▸ **What is required**:
Set down all of the data that follows word for word, without the images.

=====

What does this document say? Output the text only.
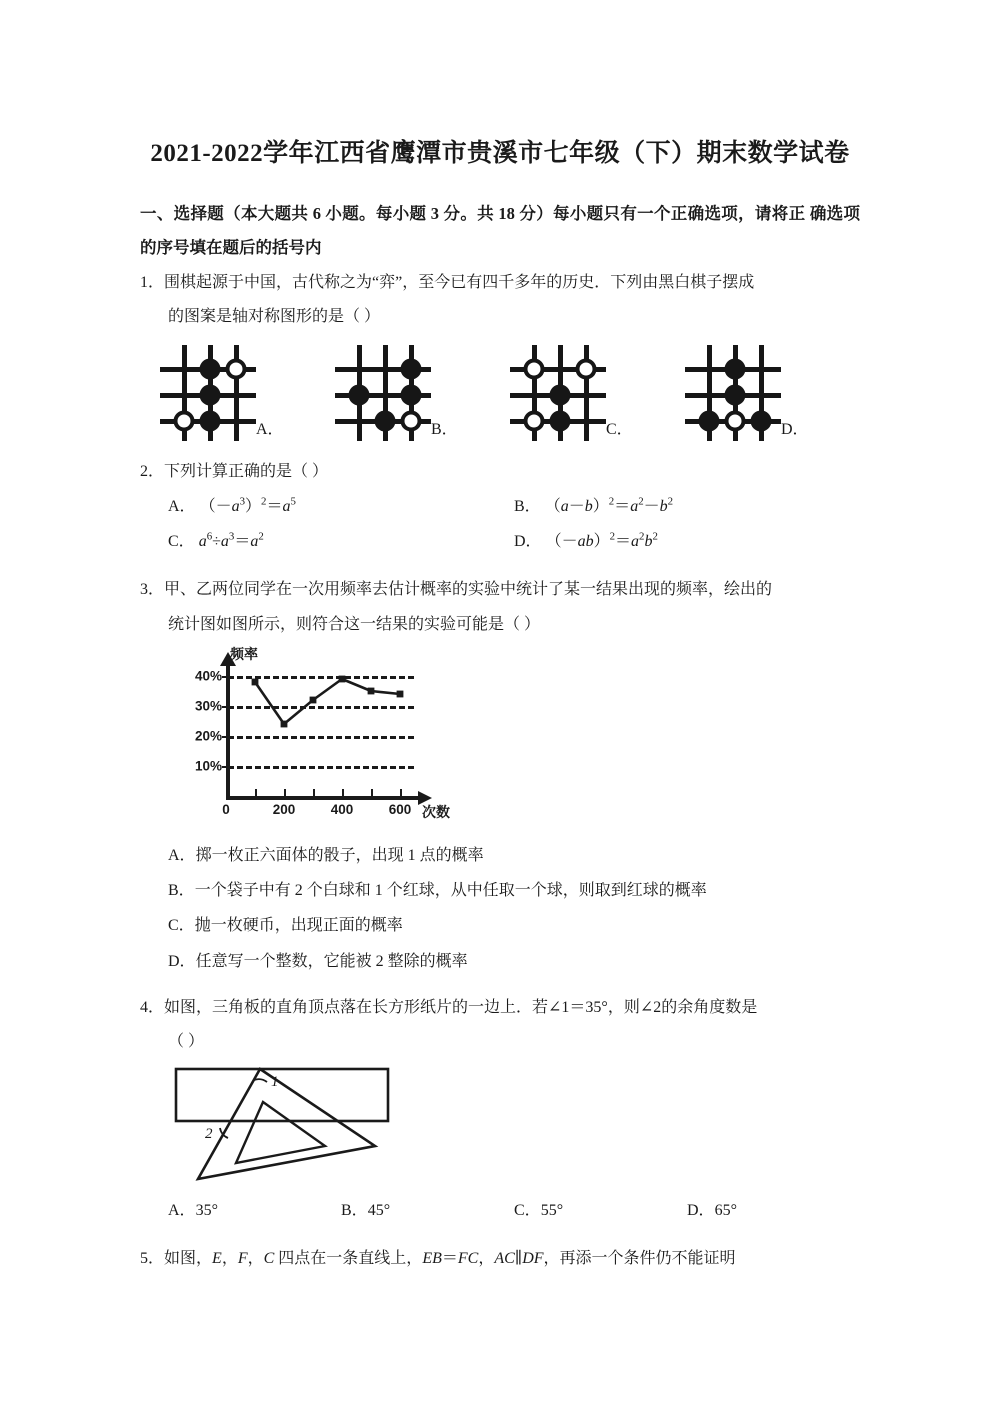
2021-2022学年江西省鹰潭市贵溪市七年级（下）期末数学试卷
一、选择题（本大题共 6 小题。每小题 3 分。共 18 分）每小题只有一个正确选项，请将正 确选项的序号填在题后的括号内
1．围棋起源于中国，古代称之为“弈”，至今已有四千多年的历史．下列由黑白棋子摆成
的图案是轴对称图形的是（ ）
A．	B．	C．	D．
2．下列计算正确的是（ ）
A． $(-a^3)^2=a^5$	B． $(a-b)^2=a^2-b^2$
C． $a^6\div a^3=a^2$	D． $(-ab)^2=a^2b^2$
3．甲、乙两位同学在一次用频率去估计概率的实验中统计了某一结果出现的频率，绘出的
统计图如图所示，则符合这一结果的实验可能是（ ）
频率
次数
10%
20%
30%
40%
0	200	400	600
A．掷一枚正六面体的骰子，出现 1 点的概率
B．一个袋子中有 2 个白球和 1 个红球，从中任取一个球，则取到红球的概率
C．抛一枚硬币，出现正面的概率
D．任意写一个整数，它能被 2 整除的概率
4．如图，三角板的直角顶点落在长方形纸片的一边上．若∠1＝35°，则∠2的余角度数是
（ ）
1
2
A．35°	B．45°	C．55°	D．65°
5．如图，E，F，C 四点在一条直线上，EB＝FC，AC∥DF，再添一个条件仍不能证明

=====

▸ **Problem solution**:
What does this document say? Output the text only.
2021-2022学年江西省鹰潭市贵溪市七年级（下）期末数学试卷
一、选择题（本大题共 6 小题。每小题 3 分。共 18 分）每小题只有一个正确选项，请将正 确选项的序号填在题后的括号内
1．围棋起源于中国，古代称之为“弈”，至今已有四千多年的历史．下列由黑白棋子摆成
的图案是轴对称图形的是（ ）
A．	B．	C．	D．
2．下列计算正确的是（ ）
A． $(-a^3)^2=a^5$	B． $(a-b)^2=a^2-b^2$
C． $a^6\div a^3=a^2$	D． $(-ab)^2=a^2b^2$
3．甲、乙两位同学在一次用频率去估计概率的实验中统计了某一结果出现的频率，绘出的
统计图如图所示，则符合这一结果的实验可能是（ ）
频率
次数
10%
20%
30%
40%
0	200	400	600
A．掷一枚正六面体的骰子，出现 1 点的概率
B．一个袋子中有 2 个白球和 1 个红球，从中任取一个球，则取到红球的概率
C．抛一枚硬币，出现正面的概率
D．任意写一个整数，它能被 2 整除的概率
4．如图，三角板的直角顶点落在长方形纸片的一边上．若∠1＝35°，则∠2的余角度数是
（ ）
1
2
A．35°	B．45°	C．55°	D．65°
5．如图，E，F，C 四点在一条直线上，EB＝FC，AC∥DF，再添一个条件仍不能证明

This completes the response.